▶ [Set problem] Write out all of the entries that follow, word for word, but skip the pictures.

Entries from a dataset
• • • •

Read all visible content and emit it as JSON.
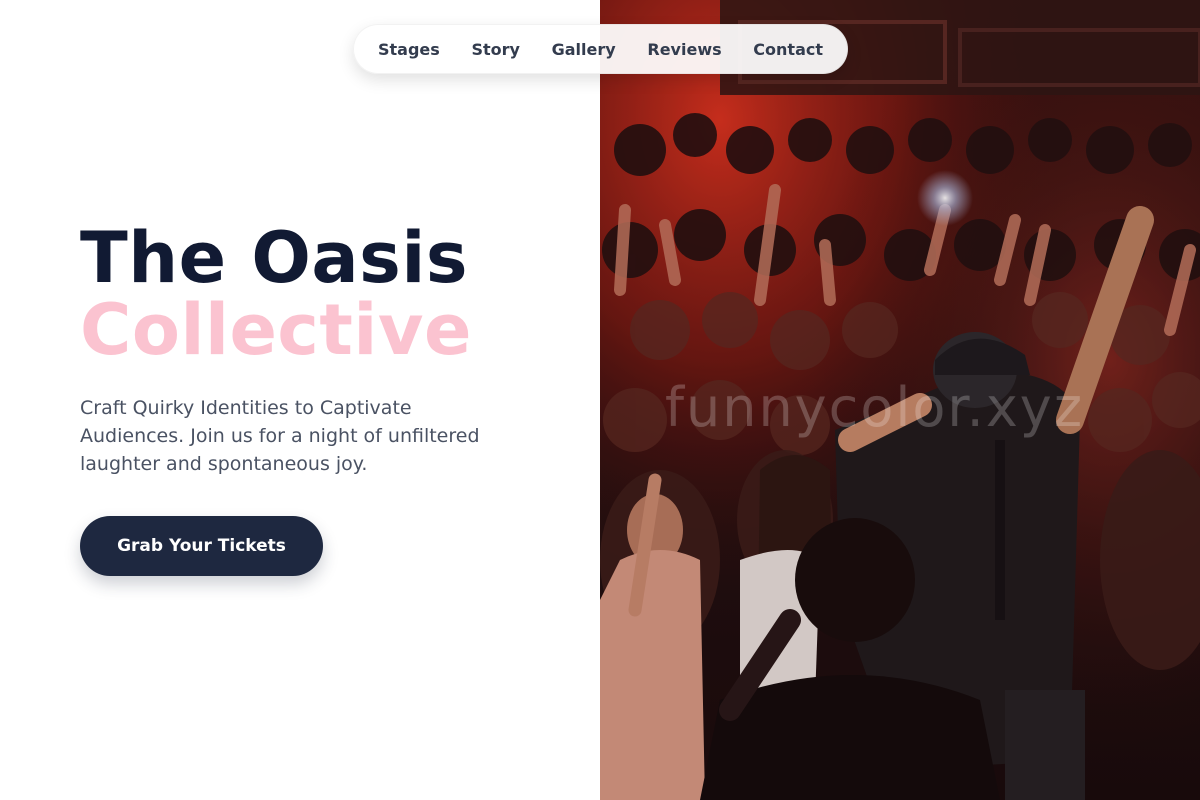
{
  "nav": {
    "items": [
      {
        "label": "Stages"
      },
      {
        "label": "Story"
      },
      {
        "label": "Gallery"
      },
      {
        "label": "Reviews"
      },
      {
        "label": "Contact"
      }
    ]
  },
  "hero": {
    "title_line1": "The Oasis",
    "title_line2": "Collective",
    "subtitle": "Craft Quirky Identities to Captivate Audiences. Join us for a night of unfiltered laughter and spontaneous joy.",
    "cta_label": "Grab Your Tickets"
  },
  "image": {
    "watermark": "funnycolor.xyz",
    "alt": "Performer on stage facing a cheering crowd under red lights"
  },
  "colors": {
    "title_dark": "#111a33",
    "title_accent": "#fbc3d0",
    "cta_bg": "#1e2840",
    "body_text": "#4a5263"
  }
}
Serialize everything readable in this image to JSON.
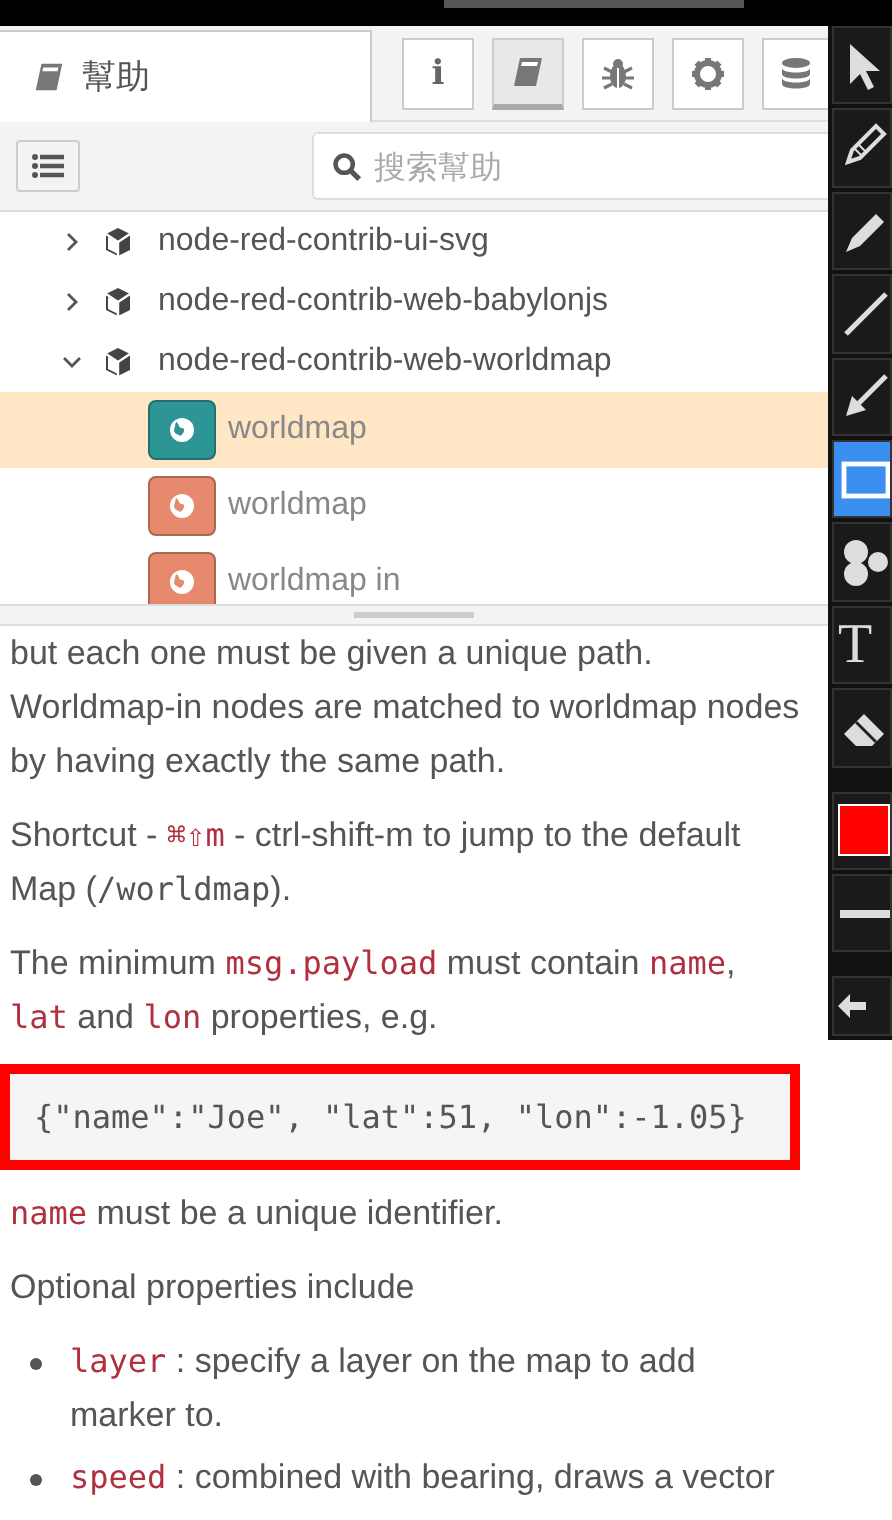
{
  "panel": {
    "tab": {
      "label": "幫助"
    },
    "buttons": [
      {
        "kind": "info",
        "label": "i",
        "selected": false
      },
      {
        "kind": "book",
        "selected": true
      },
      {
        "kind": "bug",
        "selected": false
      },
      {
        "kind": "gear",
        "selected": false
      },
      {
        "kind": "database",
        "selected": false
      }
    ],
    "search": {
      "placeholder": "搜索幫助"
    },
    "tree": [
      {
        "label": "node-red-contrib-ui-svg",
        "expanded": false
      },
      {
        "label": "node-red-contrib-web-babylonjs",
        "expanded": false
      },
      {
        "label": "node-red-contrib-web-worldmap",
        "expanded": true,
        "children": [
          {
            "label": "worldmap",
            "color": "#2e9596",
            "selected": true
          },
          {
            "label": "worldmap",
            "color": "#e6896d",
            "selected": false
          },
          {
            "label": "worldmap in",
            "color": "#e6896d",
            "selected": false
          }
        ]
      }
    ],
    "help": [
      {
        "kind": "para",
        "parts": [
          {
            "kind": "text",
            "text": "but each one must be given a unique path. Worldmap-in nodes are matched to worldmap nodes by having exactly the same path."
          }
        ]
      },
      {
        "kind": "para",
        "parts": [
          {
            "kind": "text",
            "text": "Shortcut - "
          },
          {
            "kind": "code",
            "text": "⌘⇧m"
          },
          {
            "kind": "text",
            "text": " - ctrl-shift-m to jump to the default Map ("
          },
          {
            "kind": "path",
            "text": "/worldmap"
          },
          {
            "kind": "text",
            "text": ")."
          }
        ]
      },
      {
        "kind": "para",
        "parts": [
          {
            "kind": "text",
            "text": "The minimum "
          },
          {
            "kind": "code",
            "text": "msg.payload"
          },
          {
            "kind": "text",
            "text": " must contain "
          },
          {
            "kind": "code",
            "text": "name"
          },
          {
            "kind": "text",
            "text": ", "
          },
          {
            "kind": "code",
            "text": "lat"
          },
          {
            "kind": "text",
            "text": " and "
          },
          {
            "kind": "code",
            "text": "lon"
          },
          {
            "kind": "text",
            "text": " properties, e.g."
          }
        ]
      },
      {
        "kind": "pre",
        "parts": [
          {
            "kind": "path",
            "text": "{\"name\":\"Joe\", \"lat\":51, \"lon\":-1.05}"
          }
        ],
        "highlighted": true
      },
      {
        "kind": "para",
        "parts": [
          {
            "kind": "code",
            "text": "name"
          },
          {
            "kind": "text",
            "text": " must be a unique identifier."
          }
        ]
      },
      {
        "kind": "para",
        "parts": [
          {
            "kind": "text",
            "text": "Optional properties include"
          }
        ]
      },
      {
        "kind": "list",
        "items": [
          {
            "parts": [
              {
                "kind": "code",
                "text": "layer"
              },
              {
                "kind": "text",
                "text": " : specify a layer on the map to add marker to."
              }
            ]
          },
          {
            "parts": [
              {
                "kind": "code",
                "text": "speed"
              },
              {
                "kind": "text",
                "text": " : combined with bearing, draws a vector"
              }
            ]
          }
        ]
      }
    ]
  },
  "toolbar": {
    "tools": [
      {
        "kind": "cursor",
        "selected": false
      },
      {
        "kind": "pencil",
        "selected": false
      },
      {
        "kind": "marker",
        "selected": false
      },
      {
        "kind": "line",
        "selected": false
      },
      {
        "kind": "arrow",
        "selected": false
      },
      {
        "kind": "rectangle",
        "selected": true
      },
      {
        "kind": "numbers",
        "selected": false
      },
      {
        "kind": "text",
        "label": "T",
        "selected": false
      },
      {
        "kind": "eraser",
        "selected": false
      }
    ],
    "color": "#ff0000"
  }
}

• • • •

▶ [Exercise answer]
Read all visible content and emit it as JSON.
{
  "nav": {
    "items": [
      {
        "label": "Stages"
      },
      {
        "label": "Story"
      },
      {
        "label": "Gallery"
      },
      {
        "label": "Reviews"
      },
      {
        "label": "Contact"
      }
    ]
  },
  "hero": {
    "title_line1": "The Oasis",
    "title_line2": "Collective",
    "subtitle": "Craft Quirky Identities to Captivate Audiences. Join us for a night of unfiltered laughter and spontaneous joy.",
    "cta_label": "Grab Your Tickets"
  },
  "image": {
    "watermark": "funnycolor.xyz",
    "alt": "Performer on stage facing a cheering crowd under red lights"
  },
  "colors": {
    "title_dark": "#111a33",
    "title_accent": "#fbc3d0",
    "cta_bg": "#1e2840",
    "body_text": "#4a5263"
  }
}
Serialize everything readable in this image to JSON.
{
  "panel": {
    "tab": {
      "label": "幫助"
    },
    "buttons": [
      {
        "kind": "info",
        "label": "i",
        "selected": false
      },
      {
        "kind": "book",
        "selected": true
      },
      {
        "kind": "bug",
        "selected": false
      },
      {
        "kind": "gear",
        "selected": false
      },
      {
        "kind": "database",
        "selected": false
      }
    ],
    "search": {
      "placeholder": "搜索幫助"
    },
    "tree": [
      {
        "label": "node-red-contrib-ui-svg",
        "expanded": false
      },
      {
        "label": "node-red-contrib-web-babylonjs",
        "expanded": false
      },
      {
        "label": "node-red-contrib-web-worldmap",
        "expanded": true,
        "children": [
          {
            "label": "worldmap",
            "color": "#2e9596",
            "selected": true
          },
          {
            "label": "worldmap",
            "color": "#e6896d",
            "selected": false
          },
          {
            "label": "worldmap in",
            "color": "#e6896d",
            "selected": false
          }
        ]
      }
    ],
    "help": [
      {
        "kind": "para",
        "parts": [
          {
            "kind": "text",
            "text": "but each one must be given a unique path. Worldmap-in nodes are matched to worldmap nodes by having exactly the same path."
          }
        ]
      },
      {
        "kind": "para",
        "parts": [
          {
            "kind": "text",
            "text": "Shortcut - "
          },
          {
            "kind": "code",
            "text": "⌘⇧m"
          },
          {
            "kind": "text",
            "text": " - ctrl-shift-m to jump to the default Map ("
          },
          {
            "kind": "path",
            "text": "/worldmap"
          },
          {
            "kind": "text",
            "text": ")."
          }
        ]
      },
      {
        "kind": "para",
        "parts": [
          {
            "kind": "text",
            "text": "The minimum "
          },
          {
            "kind": "code",
            "text": "msg.payload"
          },
          {
            "kind": "text",
            "text": " must contain "
          },
          {
            "kind": "code",
            "text": "name"
          },
          {
            "kind": "text",
            "text": ", "
          },
          {
            "kind": "code",
            "text": "lat"
          },
          {
            "kind": "text",
            "text": " and "
          },
          {
            "kind": "code",
            "text": "lon"
          },
          {
            "kind": "text",
            "text": " properties, e.g."
          }
        ]
      },
      {
        "kind": "pre",
        "parts": [
          {
            "kind": "path",
            "text": "{\"name\":\"Joe\", \"lat\":51, \"lon\":-1.05}"
          }
        ],
        "highlighted": true
      },
      {
        "kind": "para",
        "parts": [
          {
            "kind": "code",
            "text": "name"
          },
          {
            "kind": "text",
            "text": " must be a unique identifier."
          }
        ]
      },
      {
        "kind": "para",
        "parts": [
          {
            "kind": "text",
            "text": "Optional properties include"
          }
        ]
      },
      {
        "kind": "list",
        "items": [
          {
            "parts": [
              {
                "kind": "code",
                "text": "layer"
              },
              {
                "kind": "text",
                "text": " : specify a layer on the map to add marker to."
              }
            ]
          },
          {
            "parts": [
              {
                "kind": "code",
                "text": "speed"
              },
              {
                "kind": "text",
                "text": " : combined with bearing, draws a vector"
              }
            ]
          }
        ]
      }
    ]
  },
  "toolbar": {
    "tools": [
      {
        "kind": "cursor",
        "selected": false
      },
      {
        "kind": "pencil",
        "selected": false
      },
      {
        "kind": "marker",
        "selected": false
      },
      {
        "kind": "line",
        "selected": false
      },
      {
        "kind": "arrow",
        "selected": false
      },
      {
        "kind": "rectangle",
        "selected": true
      },
      {
        "kind": "numbers",
        "selected": false
      },
      {
        "kind": "text",
        "label": "T",
        "selected": false
      },
      {
        "kind": "eraser",
        "selected": false
      }
    ],
    "color": "#ff0000"
  }
}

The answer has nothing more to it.